THE PROBLEM
The data below should be printed in full, exactly, and without any of its images.

Figure dataset records
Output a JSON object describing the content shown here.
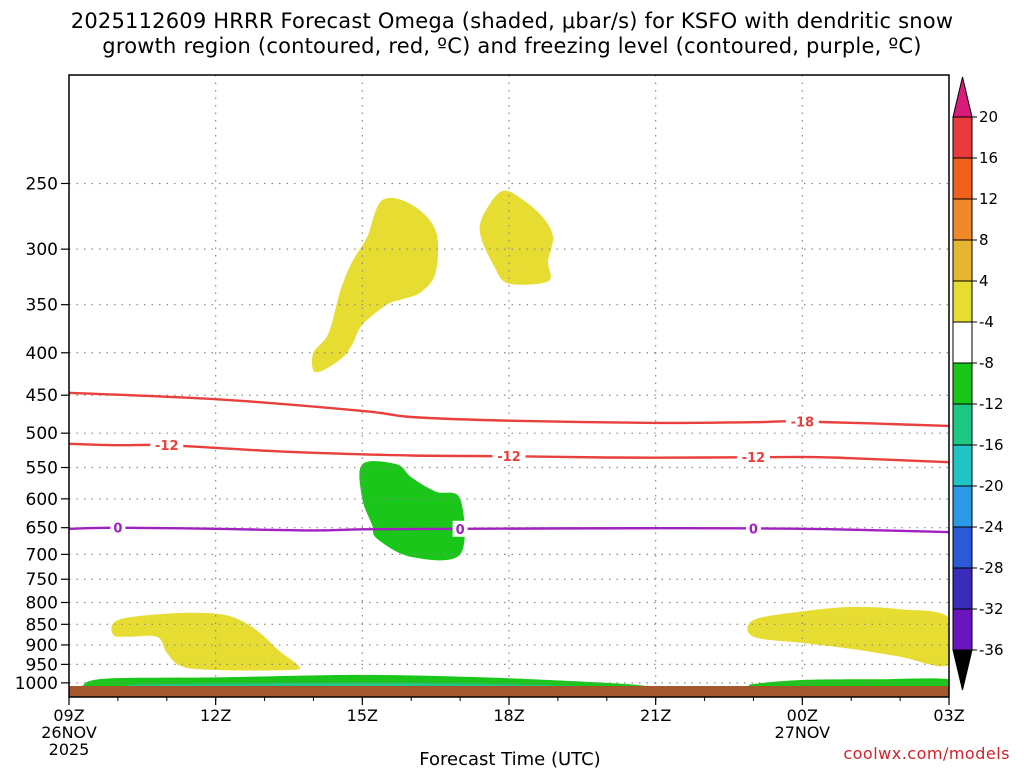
{
  "title_line1": "2025112609 HRRR Forecast Omega (shaded, μbar/s) for KSFO with dendritic snow",
  "title_line2": "growth region (contoured, red, ºC) and freezing level (contoured, purple, ºC)",
  "credit": "coolwx.com/models",
  "chart_data": {
    "type": "heatmap",
    "title": "2025112609 HRRR Forecast Omega (shaded, μbar/s) for KSFO with dendritic snow growth region (contoured, red, ºC) and freezing level (contoured, purple, ºC)",
    "xlabel": "Forecast Time (UTC)",
    "ylabel": "",
    "x_range_hours": [
      0,
      18
    ],
    "x_ticks": [
      {
        "h": 0,
        "lines": [
          "09Z",
          "26NOV",
          "2025"
        ]
      },
      {
        "h": 3,
        "lines": [
          "12Z"
        ]
      },
      {
        "h": 6,
        "lines": [
          "15Z"
        ]
      },
      {
        "h": 9,
        "lines": [
          "18Z"
        ]
      },
      {
        "h": 12,
        "lines": [
          "21Z"
        ]
      },
      {
        "h": 15,
        "lines": [
          "00Z",
          "27NOV"
        ]
      },
      {
        "h": 18,
        "lines": [
          "03Z"
        ]
      }
    ],
    "y_range_hpa": [
      1040,
      185
    ],
    "y_ticks": [
      250,
      300,
      350,
      400,
      450,
      500,
      550,
      600,
      650,
      700,
      750,
      800,
      850,
      900,
      950,
      1000
    ],
    "grid": true,
    "colorbar": {
      "labels": [
        20,
        16,
        12,
        8,
        4,
        -4,
        -8,
        -12,
        -16,
        -20,
        -24,
        -28,
        -32,
        -36
      ],
      "colors": [
        "#d81b78",
        "#ea3a3e",
        "#f2601e",
        "#f0892a",
        "#e7b630",
        "#e7dd32",
        "#ffffff",
        "#19c619",
        "#1ec882",
        "#20c4c4",
        "#2a9ae6",
        "#2a5ad8",
        "#3a2cb8",
        "#6a16c0",
        "#a020c0",
        "#a0a0a0",
        "#000000"
      ]
    },
    "omega_regions": [
      {
        "color": "#e7dd32",
        "value_range": [
          4,
          8
        ],
        "pts": [
          [
            5.0,
            420
          ],
          [
            5.0,
            400
          ],
          [
            5.3,
            380
          ],
          [
            5.5,
            345
          ],
          [
            5.6,
            330
          ],
          [
            5.8,
            310
          ],
          [
            6.1,
            290
          ],
          [
            6.4,
            262
          ],
          [
            7.0,
            265
          ],
          [
            7.5,
            285
          ],
          [
            7.5,
            320
          ],
          [
            7.2,
            338
          ],
          [
            6.8,
            345
          ],
          [
            6.5,
            350
          ],
          [
            6.0,
            370
          ],
          [
            5.8,
            390
          ],
          [
            5.6,
            405
          ],
          [
            5.2,
            420
          ]
        ]
      },
      {
        "color": "#e7dd32",
        "value_range": [
          4,
          8
        ],
        "pts": [
          [
            8.4,
            285
          ],
          [
            8.6,
            265
          ],
          [
            8.9,
            255
          ],
          [
            9.3,
            262
          ],
          [
            9.7,
            275
          ],
          [
            9.9,
            290
          ],
          [
            9.8,
            310
          ],
          [
            9.8,
            328
          ],
          [
            9.0,
            330
          ],
          [
            8.7,
            315
          ]
        ]
      },
      {
        "color": "#e7dd32",
        "value_range": [
          4,
          8
        ],
        "pts": [
          [
            0.9,
            875
          ],
          [
            1.0,
            840
          ],
          [
            2.0,
            825
          ],
          [
            3.0,
            825
          ],
          [
            3.5,
            840
          ],
          [
            3.9,
            870
          ],
          [
            4.3,
            915
          ],
          [
            4.7,
            955
          ],
          [
            4.5,
            965
          ],
          [
            3.0,
            965
          ],
          [
            2.3,
            955
          ],
          [
            2.0,
            920
          ],
          [
            1.8,
            880
          ],
          [
            1.2,
            880
          ]
        ]
      },
      {
        "color": "#e7dd32",
        "value_range": [
          4,
          8
        ],
        "pts": [
          [
            14.0,
            840
          ],
          [
            15.0,
            820
          ],
          [
            16.0,
            810
          ],
          [
            17.0,
            815
          ],
          [
            18.0,
            835
          ],
          [
            18.0,
            950
          ],
          [
            17.0,
            930
          ],
          [
            16.0,
            910
          ],
          [
            15.0,
            895
          ],
          [
            14.0,
            880
          ]
        ]
      },
      {
        "color": "#19c619",
        "value_range": [
          -8,
          -4
        ],
        "pts": [
          [
            6.0,
            545
          ],
          [
            6.7,
            545
          ],
          [
            7.0,
            565
          ],
          [
            7.5,
            588
          ],
          [
            8.0,
            600
          ],
          [
            8.0,
            700
          ],
          [
            7.0,
            705
          ],
          [
            6.3,
            670
          ],
          [
            6.2,
            645
          ],
          [
            6.0,
            600
          ]
        ]
      },
      {
        "color": "#19c619",
        "value_range": [
          -8,
          -4
        ],
        "pts": [
          [
            0.3,
            1005
          ],
          [
            0.8,
            988
          ],
          [
            3.0,
            985
          ],
          [
            6.0,
            978
          ],
          [
            8.5,
            985
          ],
          [
            11.0,
            1000
          ],
          [
            11.8,
            1010
          ],
          [
            11.0,
            1020
          ],
          [
            8.0,
            1025
          ],
          [
            5.0,
            1025
          ],
          [
            2.0,
            1025
          ],
          [
            0.5,
            1020
          ]
        ]
      },
      {
        "color": "#1ec882",
        "value_range": [
          -12,
          -8
        ],
        "pts": [
          [
            1.3,
            1005
          ],
          [
            3.0,
            1002
          ],
          [
            5.0,
            1000
          ],
          [
            7.0,
            1000
          ],
          [
            9.0,
            1004
          ],
          [
            11.0,
            1012
          ],
          [
            9.0,
            1018
          ],
          [
            6.0,
            1020
          ],
          [
            3.0,
            1020
          ],
          [
            1.5,
            1015
          ]
        ]
      },
      {
        "color": "#19c619",
        "value_range": [
          -8,
          -4
        ],
        "pts": [
          [
            14.0,
            1003
          ],
          [
            15.0,
            992
          ],
          [
            16.5,
            990
          ],
          [
            18.0,
            990
          ],
          [
            18.0,
            1022
          ],
          [
            16.0,
            1022
          ],
          [
            14.5,
            1018
          ],
          [
            14.0,
            1012
          ]
        ]
      }
    ],
    "contours": [
      {
        "color": "#e8403c",
        "label": "-18",
        "label_at_hours": 15.0,
        "pts": [
          [
            0,
            447
          ],
          [
            3,
            455
          ],
          [
            6,
            470
          ],
          [
            7,
            478
          ],
          [
            9,
            483
          ],
          [
            12,
            486
          ],
          [
            14,
            485
          ],
          [
            15,
            484
          ],
          [
            18,
            490
          ]
        ]
      },
      {
        "color": "#e8403c",
        "label": "-12",
        "label_at_hours": [
          2.0,
          9.0,
          14.0
        ],
        "pts": [
          [
            0,
            515
          ],
          [
            1,
            517
          ],
          [
            2,
            517
          ],
          [
            4,
            525
          ],
          [
            5,
            528
          ],
          [
            7,
            532
          ],
          [
            9,
            533
          ],
          [
            11,
            535
          ],
          [
            13,
            535
          ],
          [
            15,
            534
          ],
          [
            16,
            536
          ],
          [
            18,
            542
          ]
        ]
      },
      {
        "color": "#a020c0",
        "label": "0",
        "label_at_hours": [
          1.0,
          8.0,
          14.0
        ],
        "pts": [
          [
            0,
            652
          ],
          [
            1,
            650
          ],
          [
            3,
            652
          ],
          [
            5,
            655
          ],
          [
            6,
            653
          ],
          [
            8,
            652
          ],
          [
            12,
            651
          ],
          [
            15,
            652
          ],
          [
            18,
            658
          ]
        ]
      }
    ],
    "ground_color": "#a4562c"
  }
}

SOLUTION
Output a JSON object describing the content shown here.
{
  "title_line1": "2025112609 HRRR Forecast Omega (shaded, μbar/s) for KSFO with dendritic snow",
  "title_line2": "growth region (contoured, red, ºC) and freezing level (contoured, purple, ºC)",
  "credit": "coolwx.com/models",
  "chart_data": {
    "type": "heatmap",
    "title": "2025112609 HRRR Forecast Omega (shaded, μbar/s) for KSFO with dendritic snow growth region (contoured, red, ºC) and freezing level (contoured, purple, ºC)",
    "xlabel": "Forecast Time (UTC)",
    "ylabel": "",
    "x_range_hours": [
      0,
      18
    ],
    "x_ticks": [
      {
        "h": 0,
        "lines": [
          "09Z",
          "26NOV",
          "2025"
        ]
      },
      {
        "h": 3,
        "lines": [
          "12Z"
        ]
      },
      {
        "h": 6,
        "lines": [
          "15Z"
        ]
      },
      {
        "h": 9,
        "lines": [
          "18Z"
        ]
      },
      {
        "h": 12,
        "lines": [
          "21Z"
        ]
      },
      {
        "h": 15,
        "lines": [
          "00Z",
          "27NOV"
        ]
      },
      {
        "h": 18,
        "lines": [
          "03Z"
        ]
      }
    ],
    "y_range_hpa": [
      1040,
      185
    ],
    "y_ticks": [
      250,
      300,
      350,
      400,
      450,
      500,
      550,
      600,
      650,
      700,
      750,
      800,
      850,
      900,
      950,
      1000
    ],
    "grid": true,
    "colorbar": {
      "labels": [
        20,
        16,
        12,
        8,
        4,
        -4,
        -8,
        -12,
        -16,
        -20,
        -24,
        -28,
        -32,
        -36
      ],
      "colors": [
        "#d81b78",
        "#ea3a3e",
        "#f2601e",
        "#f0892a",
        "#e7b630",
        "#e7dd32",
        "#ffffff",
        "#19c619",
        "#1ec882",
        "#20c4c4",
        "#2a9ae6",
        "#2a5ad8",
        "#3a2cb8",
        "#6a16c0",
        "#a020c0",
        "#a0a0a0",
        "#000000"
      ]
    },
    "omega_regions": [
      {
        "color": "#e7dd32",
        "value_range": [
          4,
          8
        ],
        "pts": [
          [
            5.0,
            420
          ],
          [
            5.0,
            400
          ],
          [
            5.3,
            380
          ],
          [
            5.5,
            345
          ],
          [
            5.6,
            330
          ],
          [
            5.8,
            310
          ],
          [
            6.1,
            290
          ],
          [
            6.4,
            262
          ],
          [
            7.0,
            265
          ],
          [
            7.5,
            285
          ],
          [
            7.5,
            320
          ],
          [
            7.2,
            338
          ],
          [
            6.8,
            345
          ],
          [
            6.5,
            350
          ],
          [
            6.0,
            370
          ],
          [
            5.8,
            390
          ],
          [
            5.6,
            405
          ],
          [
            5.2,
            420
          ]
        ]
      },
      {
        "color": "#e7dd32",
        "value_range": [
          4,
          8
        ],
        "pts": [
          [
            8.4,
            285
          ],
          [
            8.6,
            265
          ],
          [
            8.9,
            255
          ],
          [
            9.3,
            262
          ],
          [
            9.7,
            275
          ],
          [
            9.9,
            290
          ],
          [
            9.8,
            310
          ],
          [
            9.8,
            328
          ],
          [
            9.0,
            330
          ],
          [
            8.7,
            315
          ]
        ]
      },
      {
        "color": "#e7dd32",
        "value_range": [
          4,
          8
        ],
        "pts": [
          [
            0.9,
            875
          ],
          [
            1.0,
            840
          ],
          [
            2.0,
            825
          ],
          [
            3.0,
            825
          ],
          [
            3.5,
            840
          ],
          [
            3.9,
            870
          ],
          [
            4.3,
            915
          ],
          [
            4.7,
            955
          ],
          [
            4.5,
            965
          ],
          [
            3.0,
            965
          ],
          [
            2.3,
            955
          ],
          [
            2.0,
            920
          ],
          [
            1.8,
            880
          ],
          [
            1.2,
            880
          ]
        ]
      },
      {
        "color": "#e7dd32",
        "value_range": [
          4,
          8
        ],
        "pts": [
          [
            14.0,
            840
          ],
          [
            15.0,
            820
          ],
          [
            16.0,
            810
          ],
          [
            17.0,
            815
          ],
          [
            18.0,
            835
          ],
          [
            18.0,
            950
          ],
          [
            17.0,
            930
          ],
          [
            16.0,
            910
          ],
          [
            15.0,
            895
          ],
          [
            14.0,
            880
          ]
        ]
      },
      {
        "color": "#19c619",
        "value_range": [
          -8,
          -4
        ],
        "pts": [
          [
            6.0,
            545
          ],
          [
            6.7,
            545
          ],
          [
            7.0,
            565
          ],
          [
            7.5,
            588
          ],
          [
            8.0,
            600
          ],
          [
            8.0,
            700
          ],
          [
            7.0,
            705
          ],
          [
            6.3,
            670
          ],
          [
            6.2,
            645
          ],
          [
            6.0,
            600
          ]
        ]
      },
      {
        "color": "#19c619",
        "value_range": [
          -8,
          -4
        ],
        "pts": [
          [
            0.3,
            1005
          ],
          [
            0.8,
            988
          ],
          [
            3.0,
            985
          ],
          [
            6.0,
            978
          ],
          [
            8.5,
            985
          ],
          [
            11.0,
            1000
          ],
          [
            11.8,
            1010
          ],
          [
            11.0,
            1020
          ],
          [
            8.0,
            1025
          ],
          [
            5.0,
            1025
          ],
          [
            2.0,
            1025
          ],
          [
            0.5,
            1020
          ]
        ]
      },
      {
        "color": "#1ec882",
        "value_range": [
          -12,
          -8
        ],
        "pts": [
          [
            1.3,
            1005
          ],
          [
            3.0,
            1002
          ],
          [
            5.0,
            1000
          ],
          [
            7.0,
            1000
          ],
          [
            9.0,
            1004
          ],
          [
            11.0,
            1012
          ],
          [
            9.0,
            1018
          ],
          [
            6.0,
            1020
          ],
          [
            3.0,
            1020
          ],
          [
            1.5,
            1015
          ]
        ]
      },
      {
        "color": "#19c619",
        "value_range": [
          -8,
          -4
        ],
        "pts": [
          [
            14.0,
            1003
          ],
          [
            15.0,
            992
          ],
          [
            16.5,
            990
          ],
          [
            18.0,
            990
          ],
          [
            18.0,
            1022
          ],
          [
            16.0,
            1022
          ],
          [
            14.5,
            1018
          ],
          [
            14.0,
            1012
          ]
        ]
      }
    ],
    "contours": [
      {
        "color": "#e8403c",
        "label": "-18",
        "label_at_hours": 15.0,
        "pts": [
          [
            0,
            447
          ],
          [
            3,
            455
          ],
          [
            6,
            470
          ],
          [
            7,
            478
          ],
          [
            9,
            483
          ],
          [
            12,
            486
          ],
          [
            14,
            485
          ],
          [
            15,
            484
          ],
          [
            18,
            490
          ]
        ]
      },
      {
        "color": "#e8403c",
        "label": "-12",
        "label_at_hours": [
          2.0,
          9.0,
          14.0
        ],
        "pts": [
          [
            0,
            515
          ],
          [
            1,
            517
          ],
          [
            2,
            517
          ],
          [
            4,
            525
          ],
          [
            5,
            528
          ],
          [
            7,
            532
          ],
          [
            9,
            533
          ],
          [
            11,
            535
          ],
          [
            13,
            535
          ],
          [
            15,
            534
          ],
          [
            16,
            536
          ],
          [
            18,
            542
          ]
        ]
      },
      {
        "color": "#a020c0",
        "label": "0",
        "label_at_hours": [
          1.0,
          8.0,
          14.0
        ],
        "pts": [
          [
            0,
            652
          ],
          [
            1,
            650
          ],
          [
            3,
            652
          ],
          [
            5,
            655
          ],
          [
            6,
            653
          ],
          [
            8,
            652
          ],
          [
            12,
            651
          ],
          [
            15,
            652
          ],
          [
            18,
            658
          ]
        ]
      }
    ],
    "ground_color": "#a4562c"
  }
}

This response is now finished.